= What you will do =
Reproduce verbatim only the lines from the one containing "Read this page and output its text content." through the last line below, both included.

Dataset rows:
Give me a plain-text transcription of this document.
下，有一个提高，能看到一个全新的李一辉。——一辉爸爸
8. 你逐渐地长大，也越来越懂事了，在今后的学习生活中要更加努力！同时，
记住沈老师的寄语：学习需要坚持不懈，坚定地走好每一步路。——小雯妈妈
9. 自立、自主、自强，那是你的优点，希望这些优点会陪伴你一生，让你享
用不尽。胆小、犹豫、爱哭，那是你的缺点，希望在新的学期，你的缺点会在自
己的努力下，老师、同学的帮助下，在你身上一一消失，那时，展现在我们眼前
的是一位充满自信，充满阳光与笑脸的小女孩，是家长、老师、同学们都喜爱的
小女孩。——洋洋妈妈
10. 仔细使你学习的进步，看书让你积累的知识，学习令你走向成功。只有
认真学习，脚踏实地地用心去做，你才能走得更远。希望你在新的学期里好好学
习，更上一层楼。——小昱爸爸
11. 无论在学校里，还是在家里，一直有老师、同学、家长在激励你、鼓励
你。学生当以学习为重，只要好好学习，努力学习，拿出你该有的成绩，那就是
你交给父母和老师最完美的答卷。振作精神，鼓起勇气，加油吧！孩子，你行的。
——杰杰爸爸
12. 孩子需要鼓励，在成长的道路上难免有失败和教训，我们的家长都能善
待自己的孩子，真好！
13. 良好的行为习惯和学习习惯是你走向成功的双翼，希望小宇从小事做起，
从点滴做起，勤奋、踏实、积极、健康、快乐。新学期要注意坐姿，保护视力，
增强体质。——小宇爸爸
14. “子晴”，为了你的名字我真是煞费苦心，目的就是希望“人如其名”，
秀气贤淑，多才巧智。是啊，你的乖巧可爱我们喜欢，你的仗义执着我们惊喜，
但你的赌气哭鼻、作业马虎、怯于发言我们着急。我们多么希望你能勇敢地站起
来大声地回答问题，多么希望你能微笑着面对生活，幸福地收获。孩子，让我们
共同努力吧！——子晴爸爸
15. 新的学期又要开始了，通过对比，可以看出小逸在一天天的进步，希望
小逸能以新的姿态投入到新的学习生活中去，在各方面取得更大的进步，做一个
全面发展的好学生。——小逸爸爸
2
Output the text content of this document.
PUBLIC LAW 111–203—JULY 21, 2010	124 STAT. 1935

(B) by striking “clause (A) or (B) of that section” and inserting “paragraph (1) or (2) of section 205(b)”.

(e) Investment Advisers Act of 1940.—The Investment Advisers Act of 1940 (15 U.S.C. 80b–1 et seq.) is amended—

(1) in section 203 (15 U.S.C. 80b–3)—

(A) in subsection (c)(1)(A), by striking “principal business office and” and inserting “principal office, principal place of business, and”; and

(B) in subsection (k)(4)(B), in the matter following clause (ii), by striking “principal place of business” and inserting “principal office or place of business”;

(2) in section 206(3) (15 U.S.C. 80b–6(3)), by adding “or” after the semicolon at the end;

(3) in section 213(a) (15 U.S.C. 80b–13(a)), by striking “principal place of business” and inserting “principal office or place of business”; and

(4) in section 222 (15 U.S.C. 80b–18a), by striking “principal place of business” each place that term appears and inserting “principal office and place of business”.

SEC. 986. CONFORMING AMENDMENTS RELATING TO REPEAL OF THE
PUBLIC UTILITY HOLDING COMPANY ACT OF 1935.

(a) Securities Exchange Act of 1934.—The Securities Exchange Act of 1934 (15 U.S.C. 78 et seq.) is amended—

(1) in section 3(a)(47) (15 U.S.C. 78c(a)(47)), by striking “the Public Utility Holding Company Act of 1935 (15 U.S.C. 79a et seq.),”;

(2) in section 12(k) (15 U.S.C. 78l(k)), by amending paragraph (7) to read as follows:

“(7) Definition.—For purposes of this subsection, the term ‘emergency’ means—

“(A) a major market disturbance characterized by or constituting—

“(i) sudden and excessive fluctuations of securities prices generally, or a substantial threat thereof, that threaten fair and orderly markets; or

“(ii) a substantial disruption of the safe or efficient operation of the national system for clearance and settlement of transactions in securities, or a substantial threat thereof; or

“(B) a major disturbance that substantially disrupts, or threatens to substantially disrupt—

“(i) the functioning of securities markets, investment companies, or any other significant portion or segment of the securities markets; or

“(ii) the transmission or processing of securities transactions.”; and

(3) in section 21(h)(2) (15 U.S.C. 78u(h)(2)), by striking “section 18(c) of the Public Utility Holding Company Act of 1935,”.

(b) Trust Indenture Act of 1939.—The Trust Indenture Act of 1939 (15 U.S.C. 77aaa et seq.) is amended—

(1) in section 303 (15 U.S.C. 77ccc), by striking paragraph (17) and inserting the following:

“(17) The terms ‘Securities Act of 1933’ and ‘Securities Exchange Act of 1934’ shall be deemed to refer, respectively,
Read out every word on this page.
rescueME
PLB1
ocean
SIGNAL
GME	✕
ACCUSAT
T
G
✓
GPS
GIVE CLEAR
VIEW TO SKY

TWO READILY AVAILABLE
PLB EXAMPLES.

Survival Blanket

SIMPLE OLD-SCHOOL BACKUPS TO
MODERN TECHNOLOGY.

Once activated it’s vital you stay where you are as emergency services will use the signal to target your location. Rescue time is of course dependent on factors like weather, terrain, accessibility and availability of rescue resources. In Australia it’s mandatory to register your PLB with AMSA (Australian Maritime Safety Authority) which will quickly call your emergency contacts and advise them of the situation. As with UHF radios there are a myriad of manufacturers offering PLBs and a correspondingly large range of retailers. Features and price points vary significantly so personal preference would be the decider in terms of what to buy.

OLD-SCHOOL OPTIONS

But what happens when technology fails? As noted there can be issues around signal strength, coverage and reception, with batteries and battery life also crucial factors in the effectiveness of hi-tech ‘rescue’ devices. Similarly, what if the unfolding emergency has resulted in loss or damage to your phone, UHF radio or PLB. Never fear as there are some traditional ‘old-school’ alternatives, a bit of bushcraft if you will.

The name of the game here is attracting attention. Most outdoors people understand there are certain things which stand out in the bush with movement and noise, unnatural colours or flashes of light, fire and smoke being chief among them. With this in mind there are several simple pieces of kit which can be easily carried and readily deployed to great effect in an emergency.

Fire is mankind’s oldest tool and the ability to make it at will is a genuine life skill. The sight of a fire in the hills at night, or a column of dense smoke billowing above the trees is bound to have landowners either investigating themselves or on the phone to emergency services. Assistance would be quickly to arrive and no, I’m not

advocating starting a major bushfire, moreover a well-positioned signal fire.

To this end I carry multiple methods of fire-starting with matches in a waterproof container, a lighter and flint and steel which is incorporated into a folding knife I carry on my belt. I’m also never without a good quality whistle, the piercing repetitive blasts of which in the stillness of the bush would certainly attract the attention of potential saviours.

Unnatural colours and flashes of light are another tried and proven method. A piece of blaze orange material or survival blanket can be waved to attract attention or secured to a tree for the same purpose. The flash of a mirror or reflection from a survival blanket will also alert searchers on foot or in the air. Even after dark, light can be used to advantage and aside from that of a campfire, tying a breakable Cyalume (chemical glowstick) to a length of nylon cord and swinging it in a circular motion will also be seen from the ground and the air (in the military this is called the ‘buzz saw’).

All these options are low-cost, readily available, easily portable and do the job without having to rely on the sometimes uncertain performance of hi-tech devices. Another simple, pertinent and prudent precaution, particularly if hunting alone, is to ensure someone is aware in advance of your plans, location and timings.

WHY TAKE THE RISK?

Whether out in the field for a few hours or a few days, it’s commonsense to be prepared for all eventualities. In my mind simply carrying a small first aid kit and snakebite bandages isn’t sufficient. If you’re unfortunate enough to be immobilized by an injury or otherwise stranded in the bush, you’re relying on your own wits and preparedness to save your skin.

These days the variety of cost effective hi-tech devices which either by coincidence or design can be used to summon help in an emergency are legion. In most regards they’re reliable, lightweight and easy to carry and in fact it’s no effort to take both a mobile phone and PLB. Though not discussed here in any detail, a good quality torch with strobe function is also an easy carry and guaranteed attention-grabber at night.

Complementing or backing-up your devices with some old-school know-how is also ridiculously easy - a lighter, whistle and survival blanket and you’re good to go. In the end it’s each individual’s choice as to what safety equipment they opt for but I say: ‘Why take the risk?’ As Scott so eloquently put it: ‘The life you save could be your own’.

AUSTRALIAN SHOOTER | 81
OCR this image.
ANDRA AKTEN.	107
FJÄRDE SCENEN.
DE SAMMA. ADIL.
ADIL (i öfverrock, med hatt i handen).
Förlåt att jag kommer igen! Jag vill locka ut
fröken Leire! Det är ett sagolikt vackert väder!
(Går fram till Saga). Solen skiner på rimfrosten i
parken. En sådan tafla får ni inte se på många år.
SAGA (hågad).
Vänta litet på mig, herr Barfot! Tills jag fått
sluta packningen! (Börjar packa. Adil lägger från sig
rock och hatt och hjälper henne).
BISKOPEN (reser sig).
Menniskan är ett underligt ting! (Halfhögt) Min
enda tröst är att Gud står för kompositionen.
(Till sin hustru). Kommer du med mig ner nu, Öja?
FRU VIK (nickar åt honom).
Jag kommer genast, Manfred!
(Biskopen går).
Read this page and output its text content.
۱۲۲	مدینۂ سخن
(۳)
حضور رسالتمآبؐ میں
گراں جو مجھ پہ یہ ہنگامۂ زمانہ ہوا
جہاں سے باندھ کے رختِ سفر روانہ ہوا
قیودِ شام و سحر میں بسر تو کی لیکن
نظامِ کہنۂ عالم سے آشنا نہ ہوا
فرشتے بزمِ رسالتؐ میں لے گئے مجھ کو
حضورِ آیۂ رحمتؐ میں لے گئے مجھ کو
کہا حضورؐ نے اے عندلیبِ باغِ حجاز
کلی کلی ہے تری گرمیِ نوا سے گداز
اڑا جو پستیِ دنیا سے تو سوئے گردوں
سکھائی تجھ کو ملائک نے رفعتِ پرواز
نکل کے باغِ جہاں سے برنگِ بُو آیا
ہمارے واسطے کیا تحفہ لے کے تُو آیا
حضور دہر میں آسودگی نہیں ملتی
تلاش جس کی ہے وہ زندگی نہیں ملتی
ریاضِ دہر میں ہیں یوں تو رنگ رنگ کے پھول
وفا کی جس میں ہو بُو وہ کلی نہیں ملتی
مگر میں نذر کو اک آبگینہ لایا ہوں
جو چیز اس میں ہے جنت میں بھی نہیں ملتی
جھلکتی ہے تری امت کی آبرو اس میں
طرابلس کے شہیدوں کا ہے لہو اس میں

= Task solution =
Read this page and output its text content.
۱۲۲	مدینۂ سخن
(۳)
حضور رسالتمآبؐ میں
گراں جو مجھ پہ یہ ہنگامۂ زمانہ ہوا
جہاں سے باندھ کے رختِ سفر روانہ ہوا
قیودِ شام و سحر میں بسر تو کی لیکن
نظامِ کہنۂ عالم سے آشنا نہ ہوا
فرشتے بزمِ رسالتؐ میں لے گئے مجھ کو
حضورِ آیۂ رحمتؐ میں لے گئے مجھ کو
کہا حضورؐ نے اے عندلیبِ باغِ حجاز
کلی کلی ہے تری گرمیِ نوا سے گداز
اڑا جو پستیِ دنیا سے تو سوئے گردوں
سکھائی تجھ کو ملائک نے رفعتِ پرواز
نکل کے باغِ جہاں سے برنگِ بُو آیا
ہمارے واسطے کیا تحفہ لے کے تُو آیا
حضور دہر میں آسودگی نہیں ملتی
تلاش جس کی ہے وہ زندگی نہیں ملتی
ریاضِ دہر میں ہیں یوں تو رنگ رنگ کے پھول
وفا کی جس میں ہو بُو وہ کلی نہیں ملتی
مگر میں نذر کو اک آبگینہ لایا ہوں
جو چیز اس میں ہے جنت میں بھی نہیں ملتی
جھلکتی ہے تری امت کی آبرو اس میں
طرابلس کے شہیدوں کا ہے لہو اس میں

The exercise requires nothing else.